- What the task requires
In the records that follow, show each line where the word "underlying" is present.
***** Stored data *****
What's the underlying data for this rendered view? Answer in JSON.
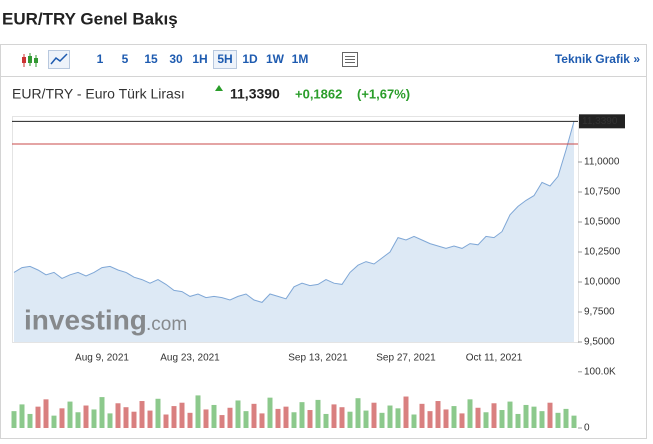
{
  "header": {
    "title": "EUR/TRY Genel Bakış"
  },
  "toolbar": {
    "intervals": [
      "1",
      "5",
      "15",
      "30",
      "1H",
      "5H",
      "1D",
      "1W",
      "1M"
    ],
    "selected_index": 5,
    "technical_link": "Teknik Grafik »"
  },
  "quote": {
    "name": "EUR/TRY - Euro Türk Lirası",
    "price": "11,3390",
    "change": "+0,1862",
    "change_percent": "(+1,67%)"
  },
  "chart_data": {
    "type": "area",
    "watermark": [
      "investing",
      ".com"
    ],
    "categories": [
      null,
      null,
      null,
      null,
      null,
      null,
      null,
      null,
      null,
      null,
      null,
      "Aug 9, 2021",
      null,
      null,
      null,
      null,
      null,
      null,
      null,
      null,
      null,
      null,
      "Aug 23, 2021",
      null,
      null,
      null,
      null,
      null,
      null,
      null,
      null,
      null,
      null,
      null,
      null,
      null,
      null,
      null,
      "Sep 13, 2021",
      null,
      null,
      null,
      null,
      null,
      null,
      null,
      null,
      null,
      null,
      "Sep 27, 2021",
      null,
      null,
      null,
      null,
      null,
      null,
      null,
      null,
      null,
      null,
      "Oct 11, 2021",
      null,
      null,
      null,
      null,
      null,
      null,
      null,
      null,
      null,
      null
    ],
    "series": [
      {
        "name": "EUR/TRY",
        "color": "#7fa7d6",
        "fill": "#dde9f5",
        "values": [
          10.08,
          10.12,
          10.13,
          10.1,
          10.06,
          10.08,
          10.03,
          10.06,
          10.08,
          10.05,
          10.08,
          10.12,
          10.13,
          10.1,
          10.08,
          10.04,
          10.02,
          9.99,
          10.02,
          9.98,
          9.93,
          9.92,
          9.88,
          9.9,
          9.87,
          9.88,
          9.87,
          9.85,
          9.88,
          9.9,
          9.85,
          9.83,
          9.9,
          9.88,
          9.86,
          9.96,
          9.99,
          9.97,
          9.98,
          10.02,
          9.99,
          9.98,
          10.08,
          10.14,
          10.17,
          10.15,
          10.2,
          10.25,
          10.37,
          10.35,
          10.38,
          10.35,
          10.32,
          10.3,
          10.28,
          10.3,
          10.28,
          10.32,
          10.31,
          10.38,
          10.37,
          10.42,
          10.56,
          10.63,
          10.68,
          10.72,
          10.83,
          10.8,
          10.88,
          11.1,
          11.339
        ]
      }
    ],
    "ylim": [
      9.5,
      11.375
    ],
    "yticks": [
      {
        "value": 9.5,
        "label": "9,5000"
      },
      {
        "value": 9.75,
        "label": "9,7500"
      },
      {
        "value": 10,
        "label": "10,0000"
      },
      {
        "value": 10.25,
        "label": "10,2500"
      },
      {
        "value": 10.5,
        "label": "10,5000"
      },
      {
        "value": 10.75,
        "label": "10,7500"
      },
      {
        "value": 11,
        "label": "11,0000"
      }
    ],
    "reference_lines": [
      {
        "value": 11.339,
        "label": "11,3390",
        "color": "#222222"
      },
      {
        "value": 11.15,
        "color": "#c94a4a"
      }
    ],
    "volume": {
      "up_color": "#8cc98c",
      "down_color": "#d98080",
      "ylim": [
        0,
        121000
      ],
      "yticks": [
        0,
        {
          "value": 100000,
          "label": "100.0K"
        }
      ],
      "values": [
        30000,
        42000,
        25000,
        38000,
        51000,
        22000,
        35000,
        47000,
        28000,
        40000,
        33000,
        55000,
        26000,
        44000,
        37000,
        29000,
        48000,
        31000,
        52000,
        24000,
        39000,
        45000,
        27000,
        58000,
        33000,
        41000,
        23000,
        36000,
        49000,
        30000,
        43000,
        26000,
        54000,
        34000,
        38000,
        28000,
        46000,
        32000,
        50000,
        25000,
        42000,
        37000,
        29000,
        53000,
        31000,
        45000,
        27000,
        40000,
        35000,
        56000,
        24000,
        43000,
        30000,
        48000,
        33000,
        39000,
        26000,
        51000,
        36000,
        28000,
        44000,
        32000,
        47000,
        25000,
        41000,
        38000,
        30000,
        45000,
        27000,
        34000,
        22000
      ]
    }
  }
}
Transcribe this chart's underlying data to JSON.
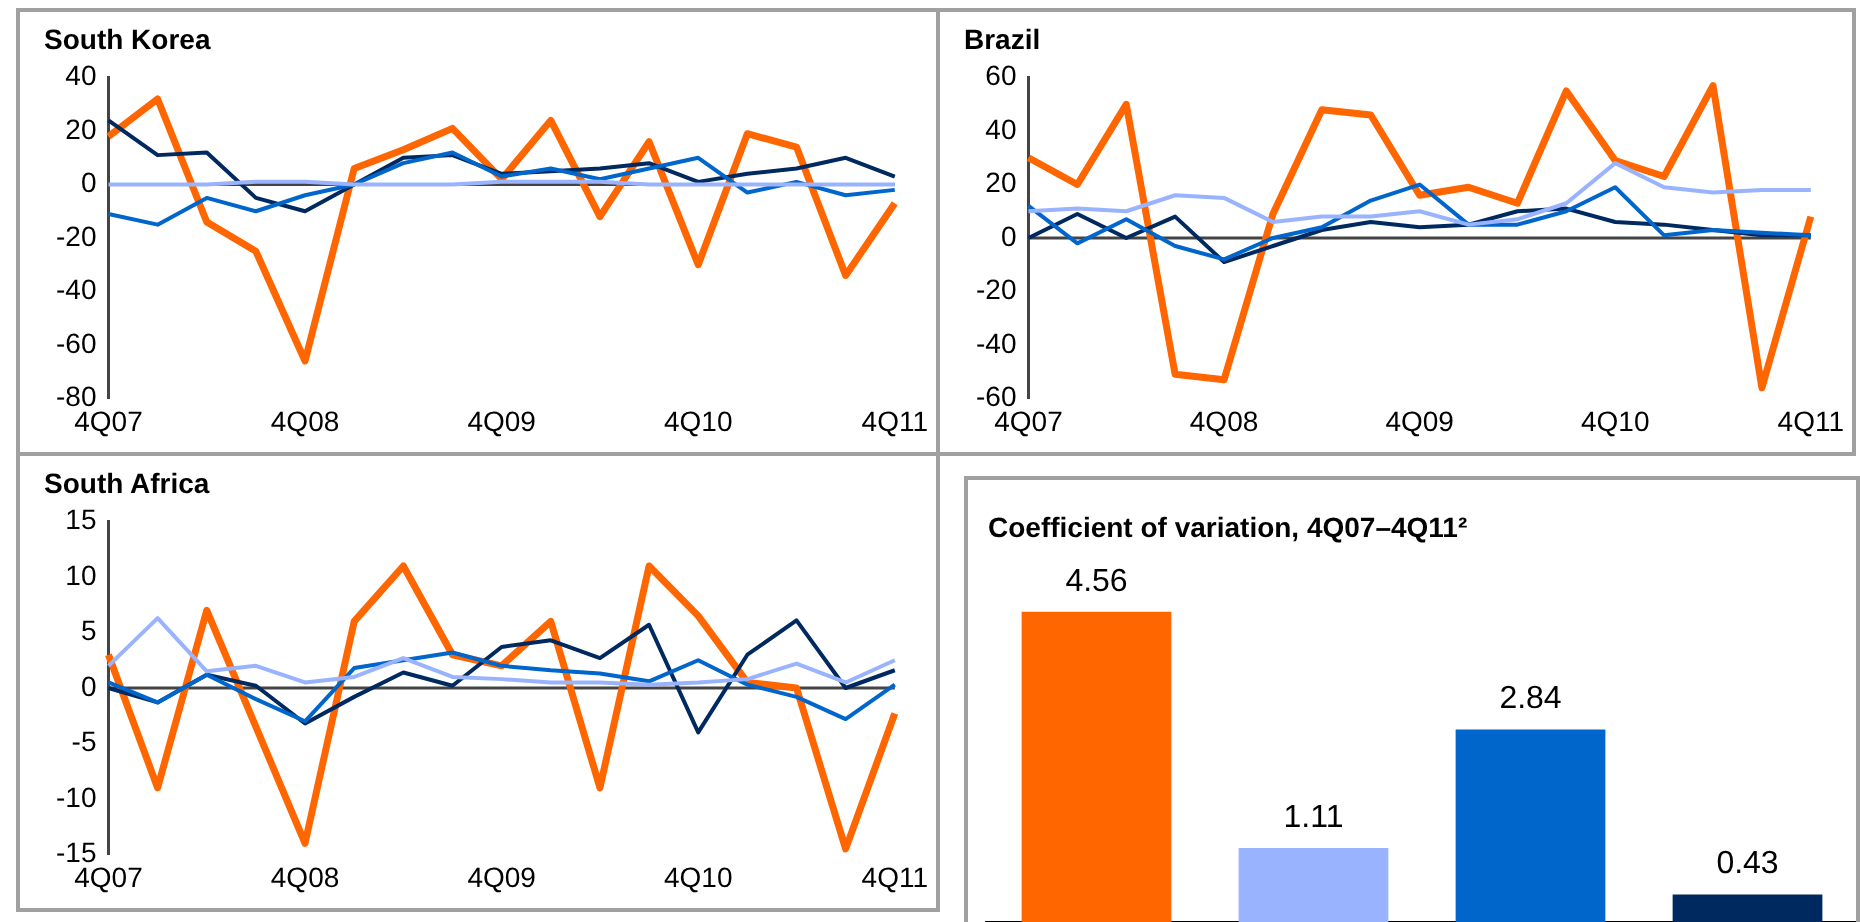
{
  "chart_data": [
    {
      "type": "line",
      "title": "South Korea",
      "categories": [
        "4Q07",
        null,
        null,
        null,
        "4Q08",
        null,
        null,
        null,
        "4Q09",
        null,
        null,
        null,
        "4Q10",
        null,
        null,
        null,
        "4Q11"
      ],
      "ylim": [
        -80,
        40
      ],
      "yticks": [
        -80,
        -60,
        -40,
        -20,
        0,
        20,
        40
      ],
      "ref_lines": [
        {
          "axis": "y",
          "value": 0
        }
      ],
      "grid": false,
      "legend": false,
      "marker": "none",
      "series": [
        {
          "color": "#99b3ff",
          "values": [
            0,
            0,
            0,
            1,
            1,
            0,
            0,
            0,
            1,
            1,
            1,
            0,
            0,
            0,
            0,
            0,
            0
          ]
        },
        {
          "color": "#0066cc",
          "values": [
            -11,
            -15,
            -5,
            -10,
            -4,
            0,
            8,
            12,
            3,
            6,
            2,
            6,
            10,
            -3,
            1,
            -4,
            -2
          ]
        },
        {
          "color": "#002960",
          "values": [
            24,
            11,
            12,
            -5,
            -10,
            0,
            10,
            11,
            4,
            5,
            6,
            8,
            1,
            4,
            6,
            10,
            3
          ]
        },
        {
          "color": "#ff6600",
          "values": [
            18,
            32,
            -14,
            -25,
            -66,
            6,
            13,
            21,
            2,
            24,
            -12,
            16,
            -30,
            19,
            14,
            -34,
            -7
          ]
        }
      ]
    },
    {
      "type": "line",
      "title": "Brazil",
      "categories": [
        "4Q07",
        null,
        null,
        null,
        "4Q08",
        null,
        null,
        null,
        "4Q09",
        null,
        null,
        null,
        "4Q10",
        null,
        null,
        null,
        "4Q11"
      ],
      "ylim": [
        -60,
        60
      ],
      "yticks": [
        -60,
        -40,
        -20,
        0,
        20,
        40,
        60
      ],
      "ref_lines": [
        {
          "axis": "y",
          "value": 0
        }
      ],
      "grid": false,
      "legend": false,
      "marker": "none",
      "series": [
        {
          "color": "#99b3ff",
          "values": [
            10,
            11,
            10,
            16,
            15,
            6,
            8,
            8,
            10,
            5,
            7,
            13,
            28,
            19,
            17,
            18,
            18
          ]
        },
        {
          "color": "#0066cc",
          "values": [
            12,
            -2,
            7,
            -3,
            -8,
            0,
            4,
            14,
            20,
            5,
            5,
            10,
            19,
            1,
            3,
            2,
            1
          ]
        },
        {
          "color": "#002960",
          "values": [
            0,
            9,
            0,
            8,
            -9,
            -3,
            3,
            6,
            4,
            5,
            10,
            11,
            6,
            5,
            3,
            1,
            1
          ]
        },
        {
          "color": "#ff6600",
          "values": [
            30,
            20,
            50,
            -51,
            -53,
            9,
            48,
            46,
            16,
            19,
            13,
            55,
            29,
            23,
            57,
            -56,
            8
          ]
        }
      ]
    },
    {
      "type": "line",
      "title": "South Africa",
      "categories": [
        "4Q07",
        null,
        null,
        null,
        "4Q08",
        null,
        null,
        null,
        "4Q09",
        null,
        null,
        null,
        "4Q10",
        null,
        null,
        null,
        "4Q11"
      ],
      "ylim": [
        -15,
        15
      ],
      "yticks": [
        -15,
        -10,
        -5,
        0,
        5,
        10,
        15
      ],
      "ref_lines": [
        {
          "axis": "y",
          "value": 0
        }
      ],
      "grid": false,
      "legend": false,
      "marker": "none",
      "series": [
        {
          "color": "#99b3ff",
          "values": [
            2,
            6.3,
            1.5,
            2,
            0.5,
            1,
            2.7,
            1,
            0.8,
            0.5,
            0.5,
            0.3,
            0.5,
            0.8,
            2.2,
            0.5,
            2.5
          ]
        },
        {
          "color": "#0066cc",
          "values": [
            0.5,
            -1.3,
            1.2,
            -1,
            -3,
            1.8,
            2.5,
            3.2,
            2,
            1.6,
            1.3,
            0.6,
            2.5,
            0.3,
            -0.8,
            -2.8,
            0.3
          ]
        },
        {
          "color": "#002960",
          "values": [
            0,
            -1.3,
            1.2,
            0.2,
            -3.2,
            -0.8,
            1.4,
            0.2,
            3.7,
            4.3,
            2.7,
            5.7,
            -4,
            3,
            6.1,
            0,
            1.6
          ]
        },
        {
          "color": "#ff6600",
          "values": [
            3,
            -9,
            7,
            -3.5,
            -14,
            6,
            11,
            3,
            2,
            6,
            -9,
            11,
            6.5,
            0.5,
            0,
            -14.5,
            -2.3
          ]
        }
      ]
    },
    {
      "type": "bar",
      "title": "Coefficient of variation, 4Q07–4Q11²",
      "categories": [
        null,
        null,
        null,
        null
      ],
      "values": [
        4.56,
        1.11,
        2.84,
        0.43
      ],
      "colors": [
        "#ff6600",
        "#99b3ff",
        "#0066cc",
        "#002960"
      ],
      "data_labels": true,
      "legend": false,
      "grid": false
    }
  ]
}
*****
- Solution to this task
What's the underlying data for this rendered view? Answer in JSON.
Transcribe this chart's underlying data to JSON.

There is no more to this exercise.